----- Exercise inputs

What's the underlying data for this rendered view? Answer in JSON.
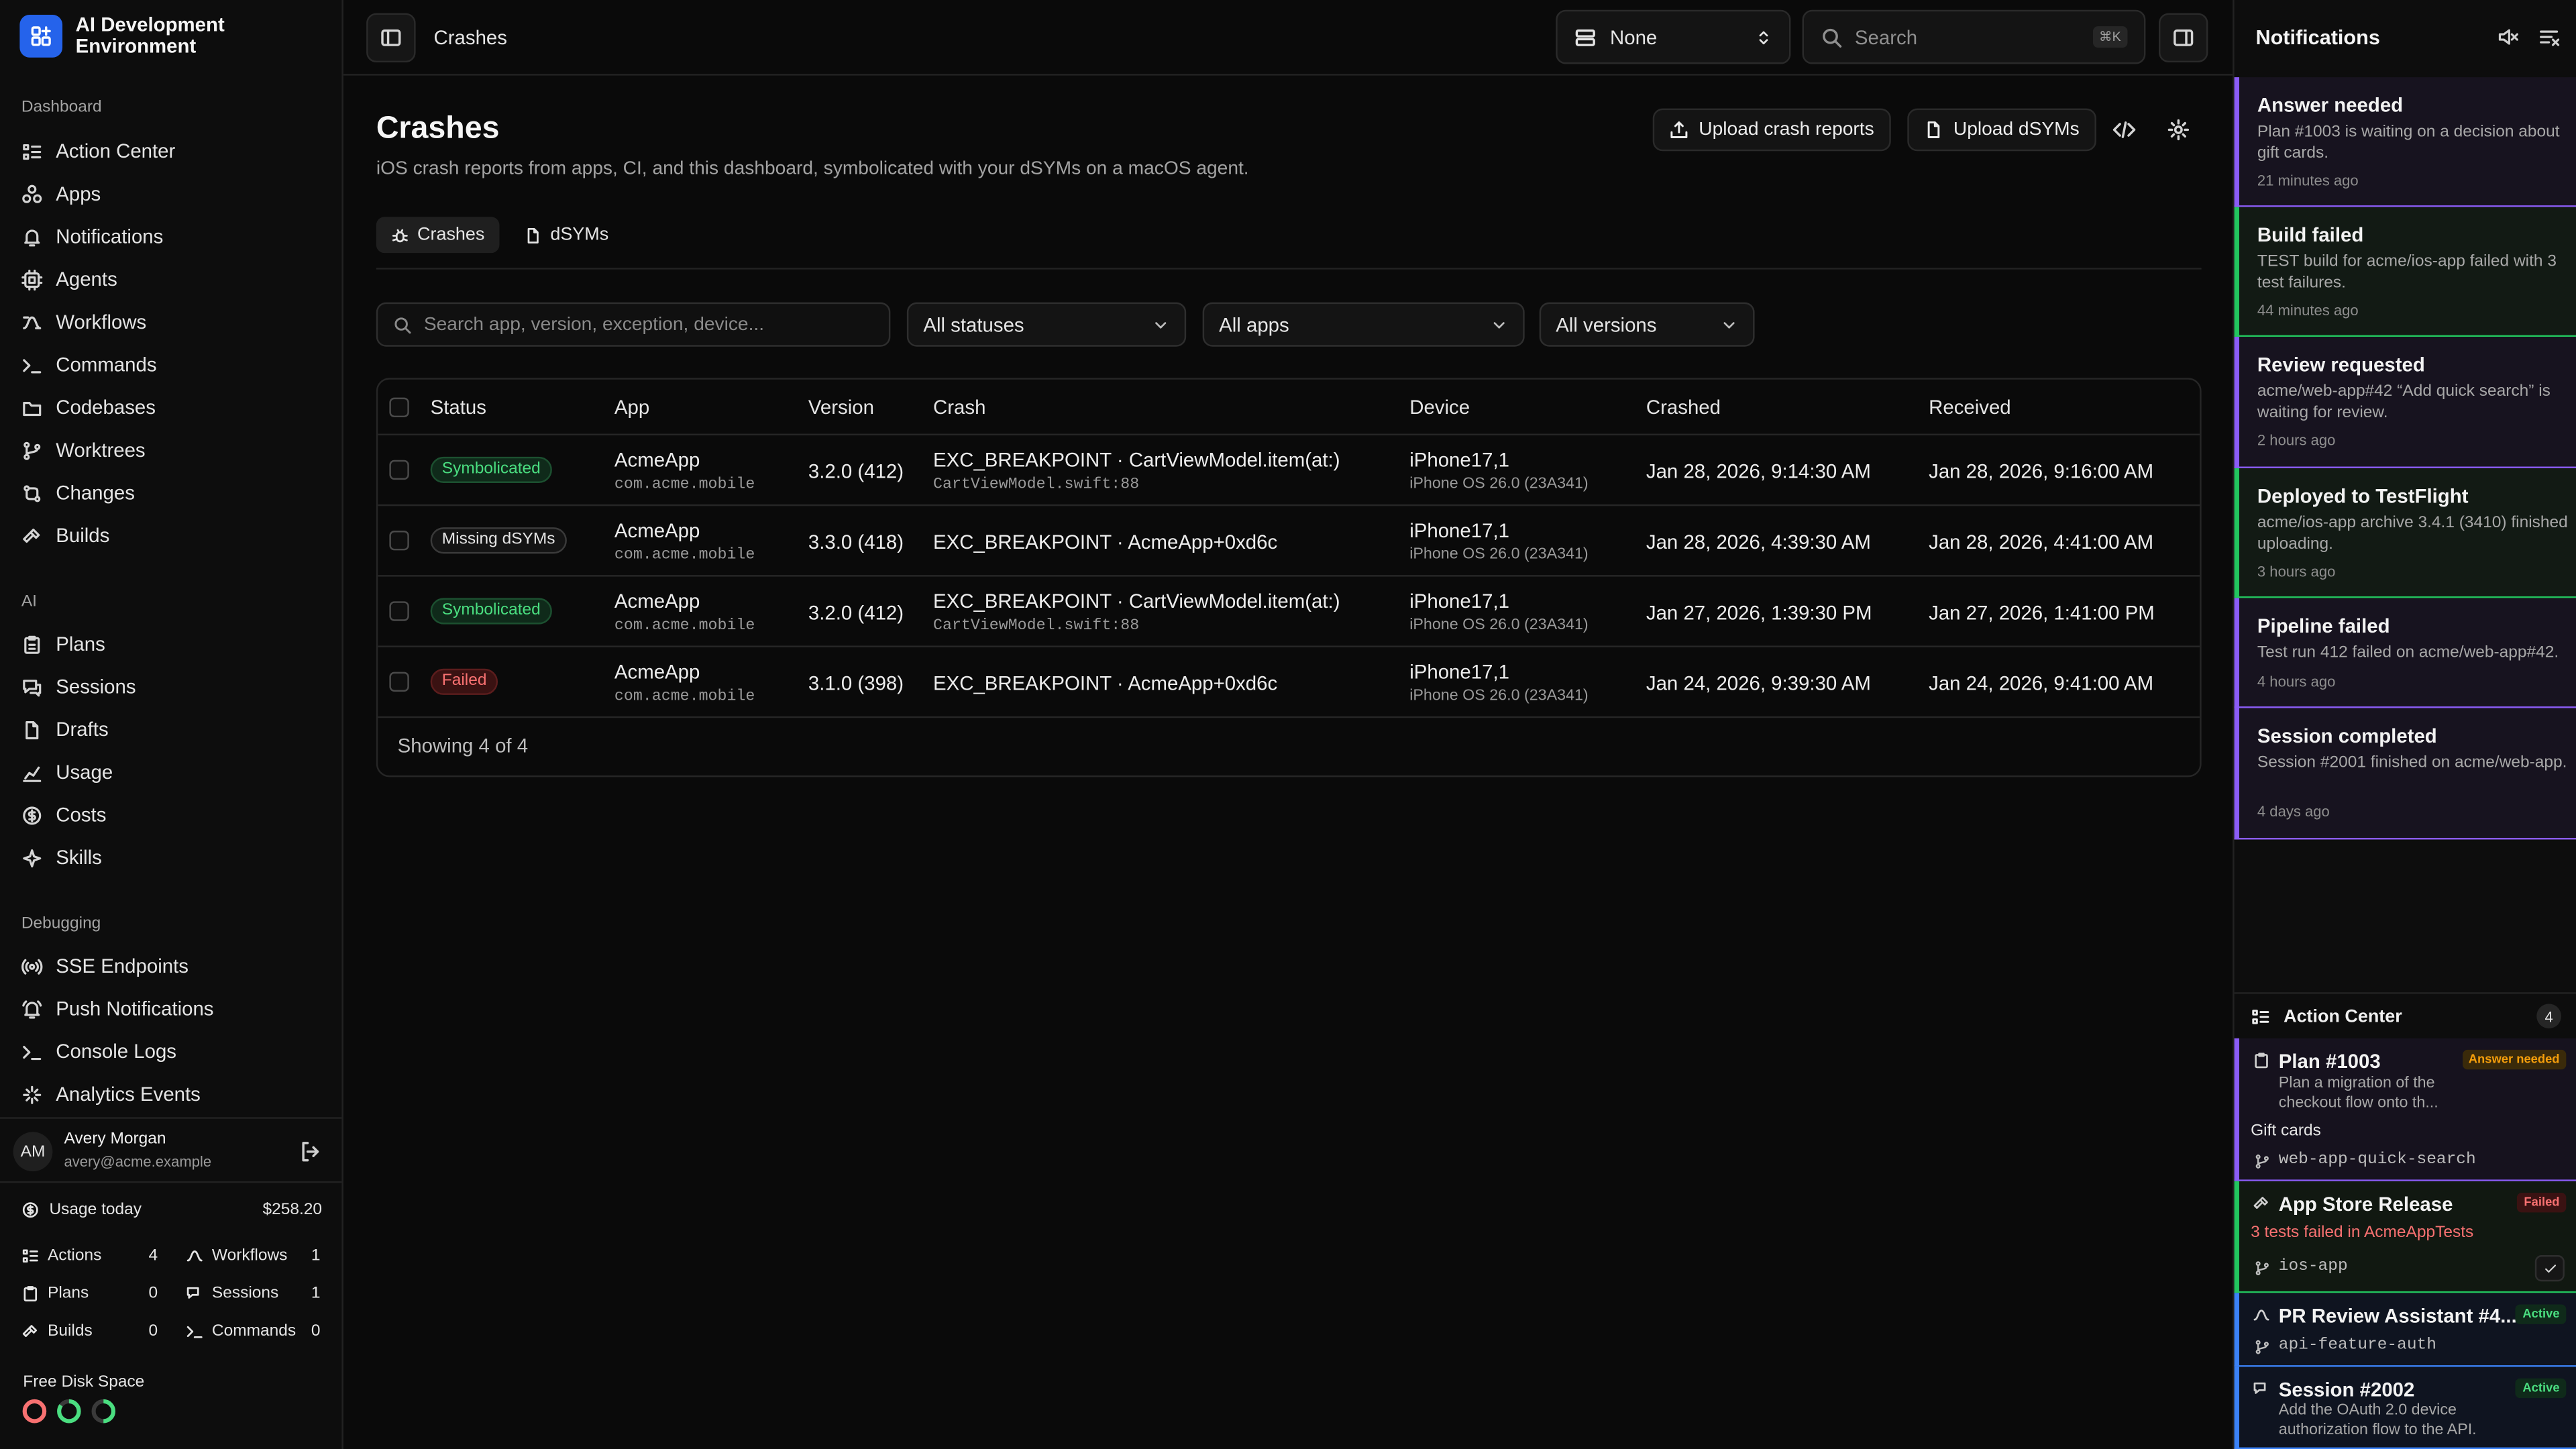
{
  "app": {
    "name": "AI Development Environment"
  },
  "sidebar": {
    "sections": [
      {
        "label": "Dashboard",
        "items": [
          {
            "label": "Action Center",
            "icon": "list-check-icon"
          },
          {
            "label": "Apps",
            "icon": "apps-icon"
          },
          {
            "label": "Notifications",
            "icon": "bell-icon"
          },
          {
            "label": "Agents",
            "icon": "cpu-icon"
          },
          {
            "label": "Workflows",
            "icon": "workflow-icon"
          },
          {
            "label": "Commands",
            "icon": "terminal-icon"
          },
          {
            "label": "Codebases",
            "icon": "folder-icon"
          },
          {
            "label": "Worktrees",
            "icon": "git-branch-icon"
          },
          {
            "label": "Changes",
            "icon": "git-compare-icon"
          },
          {
            "label": "Builds",
            "icon": "hammer-icon"
          }
        ]
      },
      {
        "label": "AI",
        "items": [
          {
            "label": "Plans",
            "icon": "clipboard-icon"
          },
          {
            "label": "Sessions",
            "icon": "chat-icon"
          },
          {
            "label": "Drafts",
            "icon": "file-icon"
          },
          {
            "label": "Usage",
            "icon": "chart-icon"
          },
          {
            "label": "Costs",
            "icon": "dollar-icon"
          },
          {
            "label": "Skills",
            "icon": "sparkle-icon"
          }
        ]
      },
      {
        "label": "Debugging",
        "items": [
          {
            "label": "SSE Endpoints",
            "icon": "radio-icon"
          },
          {
            "label": "Push Notifications",
            "icon": "bell-ring-icon"
          },
          {
            "label": "Console Logs",
            "icon": "terminal-icon"
          },
          {
            "label": "Analytics Events",
            "icon": "activity-icon"
          }
        ]
      }
    ],
    "user": {
      "initials": "AM",
      "name": "Avery Morgan",
      "email": "avery@acme.example"
    },
    "usage": {
      "label": "Usage today",
      "amount": "$258.20",
      "stats": [
        {
          "label": "Actions",
          "value": "4"
        },
        {
          "label": "Workflows",
          "value": "1"
        },
        {
          "label": "Plans",
          "value": "0"
        },
        {
          "label": "Sessions",
          "value": "1"
        },
        {
          "label": "Builds",
          "value": "0"
        },
        {
          "label": "Commands",
          "value": "0"
        }
      ]
    },
    "disk": {
      "label": "Free Disk Space",
      "rings": [
        {
          "color": "#f87171",
          "fraction": 1.0
        },
        {
          "color": "#4ade80",
          "fraction": 0.85
        },
        {
          "color": "#4ade80",
          "fraction": 0.5
        }
      ]
    }
  },
  "topbar": {
    "breadcrumb": "Crashes",
    "env_select": "None",
    "search_placeholder": "Search",
    "search_kbd": "⌘K"
  },
  "main": {
    "title": "Crashes",
    "subtitle": "iOS crash reports from apps, CI, and this dashboard, symbolicated with your dSYMs on a macOS agent.",
    "actions": {
      "upload_crash": "Upload crash reports",
      "upload_dsyms": "Upload dSYMs"
    },
    "tabs": [
      {
        "label": "Crashes",
        "active": true
      },
      {
        "label": "dSYMs",
        "active": false
      }
    ],
    "filters": {
      "search_placeholder": "Search app, version, exception, device...",
      "status": "All statuses",
      "app": "All apps",
      "version": "All versions"
    },
    "table": {
      "columns": [
        "Status",
        "App",
        "Version",
        "Crash",
        "Device",
        "Crashed",
        "Received"
      ],
      "rows": [
        {
          "status": "Symbolicated",
          "status_kind": "sym",
          "app": "AcmeApp",
          "bundle": "com.acme.mobile",
          "version": "3.2.0 (412)",
          "crash": "EXC_BREAKPOINT · CartViewModel.item(at:)",
          "crash_loc": "CartViewModel.swift:88",
          "device": "iPhone17,1",
          "os": "iPhone OS 26.0 (23A341)",
          "crashed": "Jan 28, 2026, 9:14:30 AM",
          "received": "Jan 28, 2026, 9:16:00 AM"
        },
        {
          "status": "Missing dSYMs",
          "status_kind": "miss",
          "app": "AcmeApp",
          "bundle": "com.acme.mobile",
          "version": "3.3.0 (418)",
          "crash": "EXC_BREAKPOINT · AcmeApp+0xd6c",
          "crash_loc": "",
          "device": "iPhone17,1",
          "os": "iPhone OS 26.0 (23A341)",
          "crashed": "Jan 28, 2026, 4:39:30 AM",
          "received": "Jan 28, 2026, 4:41:00 AM"
        },
        {
          "status": "Symbolicated",
          "status_kind": "sym",
          "app": "AcmeApp",
          "bundle": "com.acme.mobile",
          "version": "3.2.0 (412)",
          "crash": "EXC_BREAKPOINT · CartViewModel.item(at:)",
          "crash_loc": "CartViewModel.swift:88",
          "device": "iPhone17,1",
          "os": "iPhone OS 26.0 (23A341)",
          "crashed": "Jan 27, 2026, 1:39:30 PM",
          "received": "Jan 27, 2026, 1:41:00 PM"
        },
        {
          "status": "Failed",
          "status_kind": "fail",
          "app": "AcmeApp",
          "bundle": "com.acme.mobile",
          "version": "3.1.0 (398)",
          "crash": "EXC_BREAKPOINT · AcmeApp+0xd6c",
          "crash_loc": "",
          "device": "iPhone17,1",
          "os": "iPhone OS 26.0 (23A341)",
          "crashed": "Jan 24, 2026, 9:39:30 AM",
          "received": "Jan 24, 2026, 9:41:00 AM"
        }
      ],
      "footer": "Showing 4 of 4"
    }
  },
  "notifications": {
    "title": "Notifications",
    "items": [
      {
        "title": "Answer needed",
        "body": "Plan #1003 is waiting on a decision about gift cards.",
        "time": "21 minutes ago",
        "color": "purple"
      },
      {
        "title": "Build failed",
        "body": "TEST build for acme/ios-app failed with 3 test failures.",
        "time": "44 minutes ago",
        "color": "green"
      },
      {
        "title": "Review requested",
        "body": "acme/web-app#42 “Add quick search” is waiting for review.",
        "time": "2 hours ago",
        "color": "purple"
      },
      {
        "title": "Deployed to TestFlight",
        "body": "acme/ios-app archive 3.4.1 (3410) finished uploading.",
        "time": "3 hours ago",
        "color": "green"
      },
      {
        "title": "Pipeline failed",
        "body": "Test run 412 failed on acme/web-app#42.",
        "time": "4 hours ago",
        "color": "purple"
      },
      {
        "title": "Session completed",
        "body": "Session #2001 finished on acme/web-app.",
        "time": "4 days ago",
        "color": "purple"
      }
    ]
  },
  "action_center": {
    "title": "Action Center",
    "count": "4",
    "items": [
      {
        "title": "Plan #1003",
        "badge": "Answer needed",
        "body": "Plan a migration of the checkout flow onto th...",
        "question": "Gift cards",
        "branch": "web-app-quick-search"
      },
      {
        "title": "App Store Release",
        "badge": "Failed",
        "body": "3 tests failed in AcmeAppTests",
        "branch": "ios-app"
      },
      {
        "title": "PR Review Assistant #4...",
        "badge": "Active",
        "branch": "api-feature-auth"
      },
      {
        "title": "Session #2002",
        "badge": "Active",
        "body": "Add the OAuth 2.0 device authorization flow to the API."
      }
    ]
  },
  "colors": {
    "accent": "#2563eb",
    "purple": "#8b5cf6",
    "green": "#22c55e",
    "red": "#ef4444",
    "amber": "#f59e0b"
  }
}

----------

Copy the material exactly. Do not include the pictures.

Response to the exercise:
What's the underlying data for this rendered view? Answer in JSON.
{
  "app": {
    "name": "AI Development Environment"
  },
  "sidebar": {
    "sections": [
      {
        "label": "Dashboard",
        "items": [
          {
            "label": "Action Center",
            "icon": "list-check-icon"
          },
          {
            "label": "Apps",
            "icon": "apps-icon"
          },
          {
            "label": "Notifications",
            "icon": "bell-icon"
          },
          {
            "label": "Agents",
            "icon": "cpu-icon"
          },
          {
            "label": "Workflows",
            "icon": "workflow-icon"
          },
          {
            "label": "Commands",
            "icon": "terminal-icon"
          },
          {
            "label": "Codebases",
            "icon": "folder-icon"
          },
          {
            "label": "Worktrees",
            "icon": "git-branch-icon"
          },
          {
            "label": "Changes",
            "icon": "git-compare-icon"
          },
          {
            "label": "Builds",
            "icon": "hammer-icon"
          }
        ]
      },
      {
        "label": "AI",
        "items": [
          {
            "label": "Plans",
            "icon": "clipboard-icon"
          },
          {
            "label": "Sessions",
            "icon": "chat-icon"
          },
          {
            "label": "Drafts",
            "icon": "file-icon"
          },
          {
            "label": "Usage",
            "icon": "chart-icon"
          },
          {
            "label": "Costs",
            "icon": "dollar-icon"
          },
          {
            "label": "Skills",
            "icon": "sparkle-icon"
          }
        ]
      },
      {
        "label": "Debugging",
        "items": [
          {
            "label": "SSE Endpoints",
            "icon": "radio-icon"
          },
          {
            "label": "Push Notifications",
            "icon": "bell-ring-icon"
          },
          {
            "label": "Console Logs",
            "icon": "terminal-icon"
          },
          {
            "label": "Analytics Events",
            "icon": "activity-icon"
          }
        ]
      }
    ],
    "user": {
      "initials": "AM",
      "name": "Avery Morgan",
      "email": "avery@acme.example"
    },
    "usage": {
      "label": "Usage today",
      "amount": "$258.20",
      "stats": [
        {
          "label": "Actions",
          "value": "4"
        },
        {
          "label": "Workflows",
          "value": "1"
        },
        {
          "label": "Plans",
          "value": "0"
        },
        {
          "label": "Sessions",
          "value": "1"
        },
        {
          "label": "Builds",
          "value": "0"
        },
        {
          "label": "Commands",
          "value": "0"
        }
      ]
    },
    "disk": {
      "label": "Free Disk Space",
      "rings": [
        {
          "color": "#f87171",
          "fraction": 1.0
        },
        {
          "color": "#4ade80",
          "fraction": 0.85
        },
        {
          "color": "#4ade80",
          "fraction": 0.5
        }
      ]
    }
  },
  "topbar": {
    "breadcrumb": "Crashes",
    "env_select": "None",
    "search_placeholder": "Search",
    "search_kbd": "⌘K"
  },
  "main": {
    "title": "Crashes",
    "subtitle": "iOS crash reports from apps, CI, and this dashboard, symbolicated with your dSYMs on a macOS agent.",
    "actions": {
      "upload_crash": "Upload crash reports",
      "upload_dsyms": "Upload dSYMs"
    },
    "tabs": [
      {
        "label": "Crashes",
        "active": true
      },
      {
        "label": "dSYMs",
        "active": false
      }
    ],
    "filters": {
      "search_placeholder": "Search app, version, exception, device...",
      "status": "All statuses",
      "app": "All apps",
      "version": "All versions"
    },
    "table": {
      "columns": [
        "Status",
        "App",
        "Version",
        "Crash",
        "Device",
        "Crashed",
        "Received"
      ],
      "rows": [
        {
          "status": "Symbolicated",
          "status_kind": "sym",
          "app": "AcmeApp",
          "bundle": "com.acme.mobile",
          "version": "3.2.0 (412)",
          "crash": "EXC_BREAKPOINT · CartViewModel.item(at:)",
          "crash_loc": "CartViewModel.swift:88",
          "device": "iPhone17,1",
          "os": "iPhone OS 26.0 (23A341)",
          "crashed": "Jan 28, 2026, 9:14:30 AM",
          "received": "Jan 28, 2026, 9:16:00 AM"
        },
        {
          "status": "Missing dSYMs",
          "status_kind": "miss",
          "app": "AcmeApp",
          "bundle": "com.acme.mobile",
          "version": "3.3.0 (418)",
          "crash": "EXC_BREAKPOINT · AcmeApp+0xd6c",
          "crash_loc": "",
          "device": "iPhone17,1",
          "os": "iPhone OS 26.0 (23A341)",
          "crashed": "Jan 28, 2026, 4:39:30 AM",
          "received": "Jan 28, 2026, 4:41:00 AM"
        },
        {
          "status": "Symbolicated",
          "status_kind": "sym",
          "app": "AcmeApp",
          "bundle": "com.acme.mobile",
          "version": "3.2.0 (412)",
          "crash": "EXC_BREAKPOINT · CartViewModel.item(at:)",
          "crash_loc": "CartViewModel.swift:88",
          "device": "iPhone17,1",
          "os": "iPhone OS 26.0 (23A341)",
          "crashed": "Jan 27, 2026, 1:39:30 PM",
          "received": "Jan 27, 2026, 1:41:00 PM"
        },
        {
          "status": "Failed",
          "status_kind": "fail",
          "app": "AcmeApp",
          "bundle": "com.acme.mobile",
          "version": "3.1.0 (398)",
          "crash": "EXC_BREAKPOINT · AcmeApp+0xd6c",
          "crash_loc": "",
          "device": "iPhone17,1",
          "os": "iPhone OS 26.0 (23A341)",
          "crashed": "Jan 24, 2026, 9:39:30 AM",
          "received": "Jan 24, 2026, 9:41:00 AM"
        }
      ],
      "footer": "Showing 4 of 4"
    }
  },
  "notifications": {
    "title": "Notifications",
    "items": [
      {
        "title": "Answer needed",
        "body": "Plan #1003 is waiting on a decision about gift cards.",
        "time": "21 minutes ago",
        "color": "purple"
      },
      {
        "title": "Build failed",
        "body": "TEST build for acme/ios-app failed with 3 test failures.",
        "time": "44 minutes ago",
        "color": "green"
      },
      {
        "title": "Review requested",
        "body": "acme/web-app#42 “Add quick search” is waiting for review.",
        "time": "2 hours ago",
        "color": "purple"
      },
      {
        "title": "Deployed to TestFlight",
        "body": "acme/ios-app archive 3.4.1 (3410) finished uploading.",
        "time": "3 hours ago",
        "color": "green"
      },
      {
        "title": "Pipeline failed",
        "body": "Test run 412 failed on acme/web-app#42.",
        "time": "4 hours ago",
        "color": "purple"
      },
      {
        "title": "Session completed",
        "body": "Session #2001 finished on acme/web-app.",
        "time": "4 days ago",
        "color": "purple"
      }
    ]
  },
  "action_center": {
    "title": "Action Center",
    "count": "4",
    "items": [
      {
        "title": "Plan #1003",
        "badge": "Answer needed",
        "body": "Plan a migration of the checkout flow onto th...",
        "question": "Gift cards",
        "branch": "web-app-quick-search"
      },
      {
        "title": "App Store Release",
        "badge": "Failed",
        "body": "3 tests failed in AcmeAppTests",
        "branch": "ios-app"
      },
      {
        "title": "PR Review Assistant #4...",
        "badge": "Active",
        "branch": "api-feature-auth"
      },
      {
        "title": "Session #2002",
        "badge": "Active",
        "body": "Add the OAuth 2.0 device authorization flow to the API."
      }
    ]
  },
  "colors": {
    "accent": "#2563eb",
    "purple": "#8b5cf6",
    "green": "#22c55e",
    "red": "#ef4444",
    "amber": "#f59e0b"
  }
}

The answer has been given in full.